Given task:
Make an exact copy of the entries, and keep any pictures out of it.

Figure data in JSON:
════

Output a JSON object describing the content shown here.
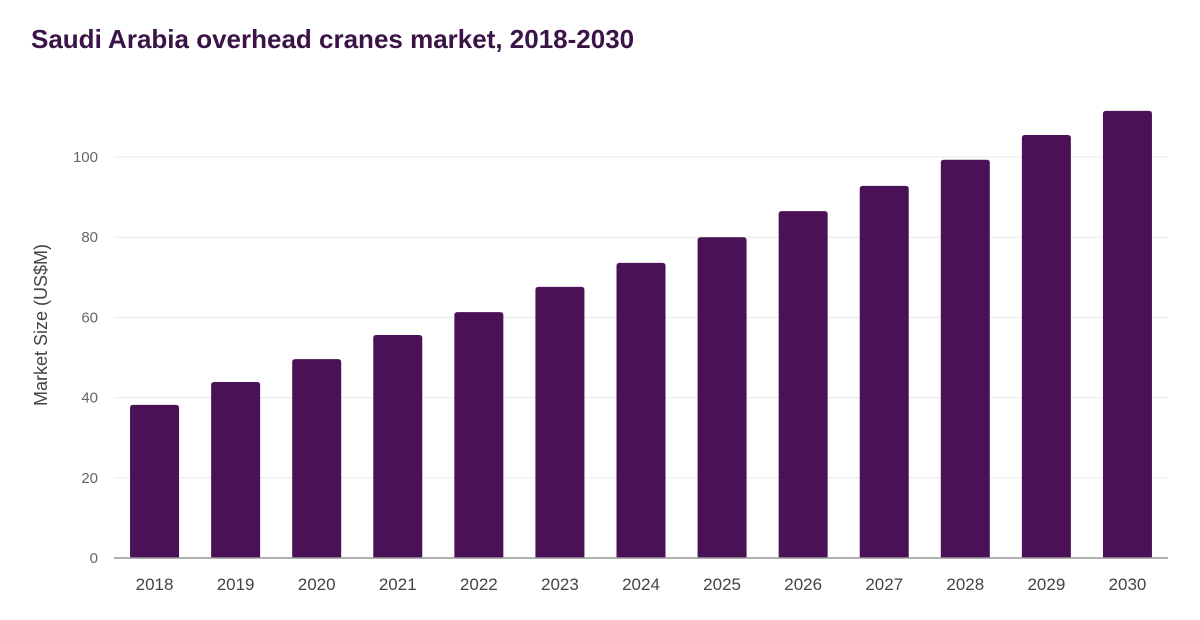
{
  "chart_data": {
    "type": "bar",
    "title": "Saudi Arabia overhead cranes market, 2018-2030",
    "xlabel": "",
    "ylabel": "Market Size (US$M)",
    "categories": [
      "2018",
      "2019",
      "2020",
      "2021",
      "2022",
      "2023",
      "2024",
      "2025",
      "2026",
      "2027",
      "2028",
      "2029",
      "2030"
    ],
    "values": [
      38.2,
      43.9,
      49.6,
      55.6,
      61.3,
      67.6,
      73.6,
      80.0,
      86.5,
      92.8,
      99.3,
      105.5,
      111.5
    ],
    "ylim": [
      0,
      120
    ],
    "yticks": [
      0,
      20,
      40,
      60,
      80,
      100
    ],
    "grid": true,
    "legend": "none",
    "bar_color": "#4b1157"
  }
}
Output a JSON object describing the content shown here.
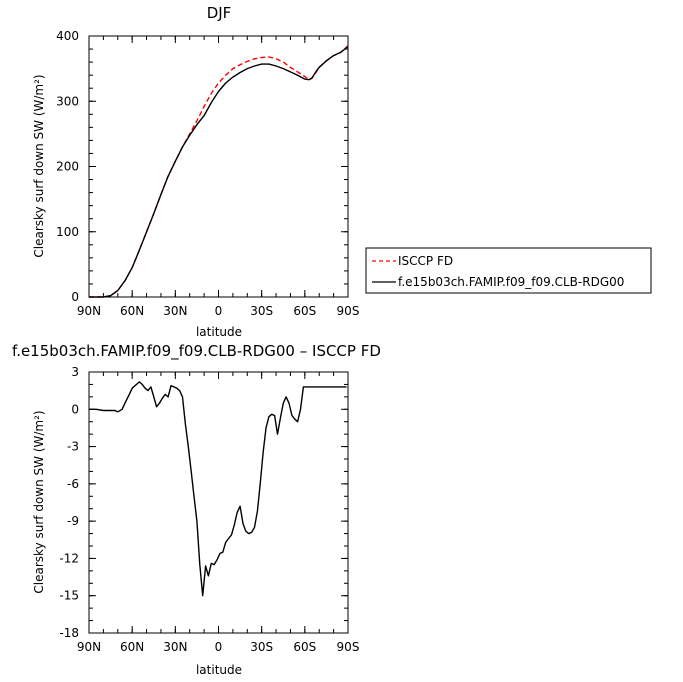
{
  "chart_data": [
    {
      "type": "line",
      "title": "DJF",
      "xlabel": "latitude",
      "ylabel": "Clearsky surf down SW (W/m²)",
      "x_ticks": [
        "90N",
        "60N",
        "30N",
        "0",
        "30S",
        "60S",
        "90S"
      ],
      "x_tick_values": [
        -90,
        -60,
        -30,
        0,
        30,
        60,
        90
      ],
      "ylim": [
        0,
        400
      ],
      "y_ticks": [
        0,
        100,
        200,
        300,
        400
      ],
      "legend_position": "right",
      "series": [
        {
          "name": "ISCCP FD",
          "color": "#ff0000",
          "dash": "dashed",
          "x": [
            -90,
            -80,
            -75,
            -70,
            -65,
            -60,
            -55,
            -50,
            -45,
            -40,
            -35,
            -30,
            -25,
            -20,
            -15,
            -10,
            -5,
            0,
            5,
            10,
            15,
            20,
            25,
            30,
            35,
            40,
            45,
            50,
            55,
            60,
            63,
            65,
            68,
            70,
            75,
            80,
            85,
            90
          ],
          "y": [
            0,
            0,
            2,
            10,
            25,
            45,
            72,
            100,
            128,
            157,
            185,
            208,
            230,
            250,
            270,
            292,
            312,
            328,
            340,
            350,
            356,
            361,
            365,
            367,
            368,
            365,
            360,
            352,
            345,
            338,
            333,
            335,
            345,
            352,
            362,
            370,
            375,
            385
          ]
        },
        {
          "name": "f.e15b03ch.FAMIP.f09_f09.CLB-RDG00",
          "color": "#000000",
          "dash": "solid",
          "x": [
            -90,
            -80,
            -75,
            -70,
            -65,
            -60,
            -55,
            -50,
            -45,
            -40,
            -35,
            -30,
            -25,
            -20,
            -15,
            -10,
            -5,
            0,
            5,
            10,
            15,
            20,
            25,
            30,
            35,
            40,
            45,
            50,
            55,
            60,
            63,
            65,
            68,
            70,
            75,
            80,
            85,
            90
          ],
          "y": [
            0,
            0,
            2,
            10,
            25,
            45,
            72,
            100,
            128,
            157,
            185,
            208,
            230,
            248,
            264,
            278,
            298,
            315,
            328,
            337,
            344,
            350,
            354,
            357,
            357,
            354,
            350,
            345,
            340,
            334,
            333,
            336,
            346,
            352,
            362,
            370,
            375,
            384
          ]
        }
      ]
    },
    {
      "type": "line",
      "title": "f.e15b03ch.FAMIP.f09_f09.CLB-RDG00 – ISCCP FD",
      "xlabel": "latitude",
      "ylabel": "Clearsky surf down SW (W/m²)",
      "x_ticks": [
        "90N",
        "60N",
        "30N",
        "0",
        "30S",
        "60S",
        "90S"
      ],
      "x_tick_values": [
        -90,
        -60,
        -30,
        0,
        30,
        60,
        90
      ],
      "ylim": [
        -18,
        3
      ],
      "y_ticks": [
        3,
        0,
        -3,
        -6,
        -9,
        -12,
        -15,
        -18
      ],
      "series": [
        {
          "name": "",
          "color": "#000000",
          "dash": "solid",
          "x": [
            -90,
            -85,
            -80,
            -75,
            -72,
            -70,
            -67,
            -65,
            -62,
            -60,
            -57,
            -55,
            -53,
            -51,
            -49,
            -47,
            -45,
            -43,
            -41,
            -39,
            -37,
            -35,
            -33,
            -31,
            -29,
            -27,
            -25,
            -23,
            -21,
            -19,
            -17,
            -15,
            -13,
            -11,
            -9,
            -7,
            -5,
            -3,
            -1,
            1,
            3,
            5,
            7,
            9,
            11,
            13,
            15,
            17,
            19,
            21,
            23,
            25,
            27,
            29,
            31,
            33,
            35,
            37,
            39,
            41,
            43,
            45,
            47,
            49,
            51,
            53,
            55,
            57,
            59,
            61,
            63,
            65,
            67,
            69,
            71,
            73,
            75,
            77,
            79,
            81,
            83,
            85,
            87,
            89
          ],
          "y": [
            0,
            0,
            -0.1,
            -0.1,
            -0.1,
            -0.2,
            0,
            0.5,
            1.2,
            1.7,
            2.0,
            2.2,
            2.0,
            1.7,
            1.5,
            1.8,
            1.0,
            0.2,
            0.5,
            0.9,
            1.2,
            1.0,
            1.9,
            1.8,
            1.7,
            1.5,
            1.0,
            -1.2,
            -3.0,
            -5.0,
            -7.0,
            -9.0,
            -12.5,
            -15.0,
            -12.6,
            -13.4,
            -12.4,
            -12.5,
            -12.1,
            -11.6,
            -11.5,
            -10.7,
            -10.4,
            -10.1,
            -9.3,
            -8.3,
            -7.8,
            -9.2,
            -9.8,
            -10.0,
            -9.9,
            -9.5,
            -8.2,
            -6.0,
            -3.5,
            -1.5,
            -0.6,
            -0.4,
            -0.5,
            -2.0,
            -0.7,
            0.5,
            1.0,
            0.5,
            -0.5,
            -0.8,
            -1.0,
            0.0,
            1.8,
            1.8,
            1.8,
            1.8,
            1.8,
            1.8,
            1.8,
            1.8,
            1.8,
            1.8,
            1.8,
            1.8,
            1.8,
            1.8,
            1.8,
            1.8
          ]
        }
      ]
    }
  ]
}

════

Reply to the task:
Output a JSON object describing the content shown here.
{
  "chart_data": {
    "type": "bar",
    "title": "Saudi Arabia overhead cranes market, 2018-2030",
    "xlabel": "",
    "ylabel": "Market Size (US$M)",
    "categories": [
      "2018",
      "2019",
      "2020",
      "2021",
      "2022",
      "2023",
      "2024",
      "2025",
      "2026",
      "2027",
      "2028",
      "2029",
      "2030"
    ],
    "values": [
      38.2,
      43.9,
      49.6,
      55.6,
      61.3,
      67.6,
      73.6,
      80.0,
      86.5,
      92.8,
      99.3,
      105.5,
      111.5
    ],
    "ylim": [
      0,
      120
    ],
    "yticks": [
      0,
      20,
      40,
      60,
      80,
      100
    ],
    "grid": true,
    "legend": "none",
    "bar_color": "#4b1157"
  }
}
Output a JSON object describing the content shown here.
{
  "chart_data": [
    {
      "type": "line",
      "title": "DJF",
      "xlabel": "latitude",
      "ylabel": "Clearsky surf down SW (W/m²)",
      "x_ticks": [
        "90N",
        "60N",
        "30N",
        "0",
        "30S",
        "60S",
        "90S"
      ],
      "x_tick_values": [
        -90,
        -60,
        -30,
        0,
        30,
        60,
        90
      ],
      "ylim": [
        0,
        400
      ],
      "y_ticks": [
        0,
        100,
        200,
        300,
        400
      ],
      "legend_position": "right",
      "series": [
        {
          "name": "ISCCP FD",
          "color": "#ff0000",
          "dash": "dashed",
          "x": [
            -90,
            -80,
            -75,
            -70,
            -65,
            -60,
            -55,
            -50,
            -45,
            -40,
            -35,
            -30,
            -25,
            -20,
            -15,
            -10,
            -5,
            0,
            5,
            10,
            15,
            20,
            25,
            30,
            35,
            40,
            45,
            50,
            55,
            60,
            63,
            65,
            68,
            70,
            75,
            80,
            85,
            90
          ],
          "y": [
            0,
            0,
            2,
            10,
            25,
            45,
            72,
            100,
            128,
            157,
            185,
            208,
            230,
            250,
            270,
            292,
            312,
            328,
            340,
            350,
            356,
            361,
            365,
            367,
            368,
            365,
            360,
            352,
            345,
            338,
            333,
            335,
            345,
            352,
            362,
            370,
            375,
            385
          ]
        },
        {
          "name": "f.e15b03ch.FAMIP.f09_f09.CLB-RDG00",
          "color": "#000000",
          "dash": "solid",
          "x": [
            -90,
            -80,
            -75,
            -70,
            -65,
            -60,
            -55,
            -50,
            -45,
            -40,
            -35,
            -30,
            -25,
            -20,
            -15,
            -10,
            -5,
            0,
            5,
            10,
            15,
            20,
            25,
            30,
            35,
            40,
            45,
            50,
            55,
            60,
            63,
            65,
            68,
            70,
            75,
            80,
            85,
            90
          ],
          "y": [
            0,
            0,
            2,
            10,
            25,
            45,
            72,
            100,
            128,
            157,
            185,
            208,
            230,
            248,
            264,
            278,
            298,
            315,
            328,
            337,
            344,
            350,
            354,
            357,
            357,
            354,
            350,
            345,
            340,
            334,
            333,
            336,
            346,
            352,
            362,
            370,
            375,
            384
          ]
        }
      ]
    },
    {
      "type": "line",
      "title": "f.e15b03ch.FAMIP.f09_f09.CLB-RDG00 – ISCCP FD",
      "xlabel": "latitude",
      "ylabel": "Clearsky surf down SW (W/m²)",
      "x_ticks": [
        "90N",
        "60N",
        "30N",
        "0",
        "30S",
        "60S",
        "90S"
      ],
      "x_tick_values": [
        -90,
        -60,
        -30,
        0,
        30,
        60,
        90
      ],
      "ylim": [
        -18,
        3
      ],
      "y_ticks": [
        3,
        0,
        -3,
        -6,
        -9,
        -12,
        -15,
        -18
      ],
      "series": [
        {
          "name": "",
          "color": "#000000",
          "dash": "solid",
          "x": [
            -90,
            -85,
            -80,
            -75,
            -72,
            -70,
            -67,
            -65,
            -62,
            -60,
            -57,
            -55,
            -53,
            -51,
            -49,
            -47,
            -45,
            -43,
            -41,
            -39,
            -37,
            -35,
            -33,
            -31,
            -29,
            -27,
            -25,
            -23,
            -21,
            -19,
            -17,
            -15,
            -13,
            -11,
            -9,
            -7,
            -5,
            -3,
            -1,
            1,
            3,
            5,
            7,
            9,
            11,
            13,
            15,
            17,
            19,
            21,
            23,
            25,
            27,
            29,
            31,
            33,
            35,
            37,
            39,
            41,
            43,
            45,
            47,
            49,
            51,
            53,
            55,
            57,
            59,
            61,
            63,
            65,
            67,
            69,
            71,
            73,
            75,
            77,
            79,
            81,
            83,
            85,
            87,
            89
          ],
          "y": [
            0,
            0,
            -0.1,
            -0.1,
            -0.1,
            -0.2,
            0,
            0.5,
            1.2,
            1.7,
            2.0,
            2.2,
            2.0,
            1.7,
            1.5,
            1.8,
            1.0,
            0.2,
            0.5,
            0.9,
            1.2,
            1.0,
            1.9,
            1.8,
            1.7,
            1.5,
            1.0,
            -1.2,
            -3.0,
            -5.0,
            -7.0,
            -9.0,
            -12.5,
            -15.0,
            -12.6,
            -13.4,
            -12.4,
            -12.5,
            -12.1,
            -11.6,
            -11.5,
            -10.7,
            -10.4,
            -10.1,
            -9.3,
            -8.3,
            -7.8,
            -9.2,
            -9.8,
            -10.0,
            -9.9,
            -9.5,
            -8.2,
            -6.0,
            -3.5,
            -1.5,
            -0.6,
            -0.4,
            -0.5,
            -2.0,
            -0.7,
            0.5,
            1.0,
            0.5,
            -0.5,
            -0.8,
            -1.0,
            0.0,
            1.8,
            1.8,
            1.8,
            1.8,
            1.8,
            1.8,
            1.8,
            1.8,
            1.8,
            1.8,
            1.8,
            1.8,
            1.8,
            1.8,
            1.8,
            1.8
          ]
        }
      ]
    }
  ]
}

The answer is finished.